[Records]

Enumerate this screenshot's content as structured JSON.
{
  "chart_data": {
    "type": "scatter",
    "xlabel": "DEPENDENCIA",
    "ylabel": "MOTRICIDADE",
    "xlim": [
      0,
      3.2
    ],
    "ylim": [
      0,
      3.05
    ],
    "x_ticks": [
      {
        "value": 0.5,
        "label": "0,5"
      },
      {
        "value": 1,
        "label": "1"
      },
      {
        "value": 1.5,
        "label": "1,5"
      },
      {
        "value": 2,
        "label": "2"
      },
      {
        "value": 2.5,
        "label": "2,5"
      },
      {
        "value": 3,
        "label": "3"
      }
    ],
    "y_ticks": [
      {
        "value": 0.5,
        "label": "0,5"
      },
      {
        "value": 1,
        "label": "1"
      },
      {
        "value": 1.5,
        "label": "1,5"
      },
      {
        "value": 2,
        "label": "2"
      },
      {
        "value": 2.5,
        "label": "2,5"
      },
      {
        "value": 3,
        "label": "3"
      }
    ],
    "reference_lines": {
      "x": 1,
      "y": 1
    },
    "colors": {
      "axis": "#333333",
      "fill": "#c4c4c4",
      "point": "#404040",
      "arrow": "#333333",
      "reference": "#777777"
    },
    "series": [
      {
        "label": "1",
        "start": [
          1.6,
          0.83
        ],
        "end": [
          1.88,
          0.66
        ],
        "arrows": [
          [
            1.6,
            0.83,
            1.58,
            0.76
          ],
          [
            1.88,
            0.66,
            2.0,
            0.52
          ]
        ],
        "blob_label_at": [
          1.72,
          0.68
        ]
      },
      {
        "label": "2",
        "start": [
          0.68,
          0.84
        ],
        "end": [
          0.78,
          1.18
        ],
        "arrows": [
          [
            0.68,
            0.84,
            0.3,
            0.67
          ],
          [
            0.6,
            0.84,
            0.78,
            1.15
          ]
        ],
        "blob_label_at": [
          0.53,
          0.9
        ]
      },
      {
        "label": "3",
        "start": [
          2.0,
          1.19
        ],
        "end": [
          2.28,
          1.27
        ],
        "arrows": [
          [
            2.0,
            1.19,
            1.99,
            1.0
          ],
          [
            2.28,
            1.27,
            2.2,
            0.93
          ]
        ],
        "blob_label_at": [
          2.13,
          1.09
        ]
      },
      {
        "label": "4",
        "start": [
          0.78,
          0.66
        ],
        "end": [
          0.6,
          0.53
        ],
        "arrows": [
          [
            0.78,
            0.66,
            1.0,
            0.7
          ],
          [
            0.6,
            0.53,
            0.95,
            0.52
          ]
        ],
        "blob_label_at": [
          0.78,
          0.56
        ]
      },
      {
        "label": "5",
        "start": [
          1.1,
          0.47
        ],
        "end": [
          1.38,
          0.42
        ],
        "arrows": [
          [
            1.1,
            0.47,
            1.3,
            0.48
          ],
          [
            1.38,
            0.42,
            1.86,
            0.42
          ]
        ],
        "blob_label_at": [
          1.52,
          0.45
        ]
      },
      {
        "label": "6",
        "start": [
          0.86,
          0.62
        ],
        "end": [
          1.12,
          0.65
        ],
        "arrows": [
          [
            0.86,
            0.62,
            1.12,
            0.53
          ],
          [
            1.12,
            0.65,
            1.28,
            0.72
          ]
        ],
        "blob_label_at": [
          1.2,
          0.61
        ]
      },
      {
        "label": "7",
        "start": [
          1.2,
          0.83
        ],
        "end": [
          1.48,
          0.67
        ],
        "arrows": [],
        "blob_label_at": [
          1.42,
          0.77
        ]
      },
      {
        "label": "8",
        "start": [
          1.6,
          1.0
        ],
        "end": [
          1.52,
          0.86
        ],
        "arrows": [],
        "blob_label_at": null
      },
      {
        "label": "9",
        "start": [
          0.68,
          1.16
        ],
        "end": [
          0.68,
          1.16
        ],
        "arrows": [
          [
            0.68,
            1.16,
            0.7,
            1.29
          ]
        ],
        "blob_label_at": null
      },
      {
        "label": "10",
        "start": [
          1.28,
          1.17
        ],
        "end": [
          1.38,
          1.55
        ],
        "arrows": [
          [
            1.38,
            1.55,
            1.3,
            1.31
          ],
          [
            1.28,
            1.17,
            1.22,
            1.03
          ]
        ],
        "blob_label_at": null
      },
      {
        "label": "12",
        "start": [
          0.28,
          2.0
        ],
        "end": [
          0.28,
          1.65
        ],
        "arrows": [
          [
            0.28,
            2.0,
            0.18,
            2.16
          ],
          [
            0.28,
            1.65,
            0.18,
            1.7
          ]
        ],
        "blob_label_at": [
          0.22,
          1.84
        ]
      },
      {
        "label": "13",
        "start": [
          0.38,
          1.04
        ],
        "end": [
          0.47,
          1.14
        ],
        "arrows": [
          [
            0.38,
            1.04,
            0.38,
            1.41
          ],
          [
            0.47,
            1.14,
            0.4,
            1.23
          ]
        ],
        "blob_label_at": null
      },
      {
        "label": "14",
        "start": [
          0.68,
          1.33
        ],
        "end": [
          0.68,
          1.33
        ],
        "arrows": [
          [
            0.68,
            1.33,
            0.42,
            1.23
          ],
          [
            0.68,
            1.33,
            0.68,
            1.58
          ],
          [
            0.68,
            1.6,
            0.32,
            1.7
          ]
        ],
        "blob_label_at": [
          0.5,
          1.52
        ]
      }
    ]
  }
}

## EXERCISE AIM
Copy the material above verbatim.

## RESULT OF THE TASK
Enumerate this screenshot's content as structured JSON.
{
  "chart_data": {
    "type": "scatter",
    "xlabel": "DEPENDENCIA",
    "ylabel": "MOTRICIDADE",
    "xlim": [
      0,
      3.2
    ],
    "ylim": [
      0,
      3.05
    ],
    "x_ticks": [
      {
        "value": 0.5,
        "label": "0,5"
      },
      {
        "value": 1,
        "label": "1"
      },
      {
        "value": 1.5,
        "label": "1,5"
      },
      {
        "value": 2,
        "label": "2"
      },
      {
        "value": 2.5,
        "label": "2,5"
      },
      {
        "value": 3,
        "label": "3"
      }
    ],
    "y_ticks": [
      {
        "value": 0.5,
        "label": "0,5"
      },
      {
        "value": 1,
        "label": "1"
      },
      {
        "value": 1.5,
        "label": "1,5"
      },
      {
        "value": 2,
        "label": "2"
      },
      {
        "value": 2.5,
        "label": "2,5"
      },
      {
        "value": 3,
        "label": "3"
      }
    ],
    "reference_lines": {
      "x": 1,
      "y": 1
    },
    "colors": {
      "axis": "#333333",
      "fill": "#c4c4c4",
      "point": "#404040",
      "arrow": "#333333",
      "reference": "#777777"
    },
    "series": [
      {
        "label": "1",
        "start": [
          1.6,
          0.83
        ],
        "end": [
          1.88,
          0.66
        ],
        "arrows": [
          [
            1.6,
            0.83,
            1.58,
            0.76
          ],
          [
            1.88,
            0.66,
            2.0,
            0.52
          ]
        ],
        "blob_label_at": [
          1.72,
          0.68
        ]
      },
      {
        "label": "2",
        "start": [
          0.68,
          0.84
        ],
        "end": [
          0.78,
          1.18
        ],
        "arrows": [
          [
            0.68,
            0.84,
            0.3,
            0.67
          ],
          [
            0.6,
            0.84,
            0.78,
            1.15
          ]
        ],
        "blob_label_at": [
          0.53,
          0.9
        ]
      },
      {
        "label": "3",
        "start": [
          2.0,
          1.19
        ],
        "end": [
          2.28,
          1.27
        ],
        "arrows": [
          [
            2.0,
            1.19,
            1.99,
            1.0
          ],
          [
            2.28,
            1.27,
            2.2,
            0.93
          ]
        ],
        "blob_label_at": [
          2.13,
          1.09
        ]
      },
      {
        "label": "4",
        "start": [
          0.78,
          0.66
        ],
        "end": [
          0.6,
          0.53
        ],
        "arrows": [
          [
            0.78,
            0.66,
            1.0,
            0.7
          ],
          [
            0.6,
            0.53,
            0.95,
            0.52
          ]
        ],
        "blob_label_at": [
          0.78,
          0.56
        ]
      },
      {
        "label": "5",
        "start": [
          1.1,
          0.47
        ],
        "end": [
          1.38,
          0.42
        ],
        "arrows": [
          [
            1.1,
            0.47,
            1.3,
            0.48
          ],
          [
            1.38,
            0.42,
            1.86,
            0.42
          ]
        ],
        "blob_label_at": [
          1.52,
          0.45
        ]
      },
      {
        "label": "6",
        "start": [
          0.86,
          0.62
        ],
        "end": [
          1.12,
          0.65
        ],
        "arrows": [
          [
            0.86,
            0.62,
            1.12,
            0.53
          ],
          [
            1.12,
            0.65,
            1.28,
            0.72
          ]
        ],
        "blob_label_at": [
          1.2,
          0.61
        ]
      },
      {
        "label": "7",
        "start": [
          1.2,
          0.83
        ],
        "end": [
          1.48,
          0.67
        ],
        "arrows": [],
        "blob_label_at": [
          1.42,
          0.77
        ]
      },
      {
        "label": "8",
        "start": [
          1.6,
          1.0
        ],
        "end": [
          1.52,
          0.86
        ],
        "arrows": [],
        "blob_label_at": null
      },
      {
        "label": "9",
        "start": [
          0.68,
          1.16
        ],
        "end": [
          0.68,
          1.16
        ],
        "arrows": [
          [
            0.68,
            1.16,
            0.7,
            1.29
          ]
        ],
        "blob_label_at": null
      },
      {
        "label": "10",
        "start": [
          1.28,
          1.17
        ],
        "end": [
          1.38,
          1.55
        ],
        "arrows": [
          [
            1.38,
            1.55,
            1.3,
            1.31
          ],
          [
            1.28,
            1.17,
            1.22,
            1.03
          ]
        ],
        "blob_label_at": null
      },
      {
        "label": "12",
        "start": [
          0.28,
          2.0
        ],
        "end": [
          0.28,
          1.65
        ],
        "arrows": [
          [
            0.28,
            2.0,
            0.18,
            2.16
          ],
          [
            0.28,
            1.65,
            0.18,
            1.7
          ]
        ],
        "blob_label_at": [
          0.22,
          1.84
        ]
      },
      {
        "label": "13",
        "start": [
          0.38,
          1.04
        ],
        "end": [
          0.47,
          1.14
        ],
        "arrows": [
          [
            0.38,
            1.04,
            0.38,
            1.41
          ],
          [
            0.47,
            1.14,
            0.4,
            1.23
          ]
        ],
        "blob_label_at": null
      },
      {
        "label": "14",
        "start": [
          0.68,
          1.33
        ],
        "end": [
          0.68,
          1.33
        ],
        "arrows": [
          [
            0.68,
            1.33,
            0.42,
            1.23
          ],
          [
            0.68,
            1.33,
            0.68,
            1.58
          ],
          [
            0.68,
            1.6,
            0.32,
            1.7
          ]
        ],
        "blob_label_at": [
          0.5,
          1.52
        ]
      }
    ]
  }
}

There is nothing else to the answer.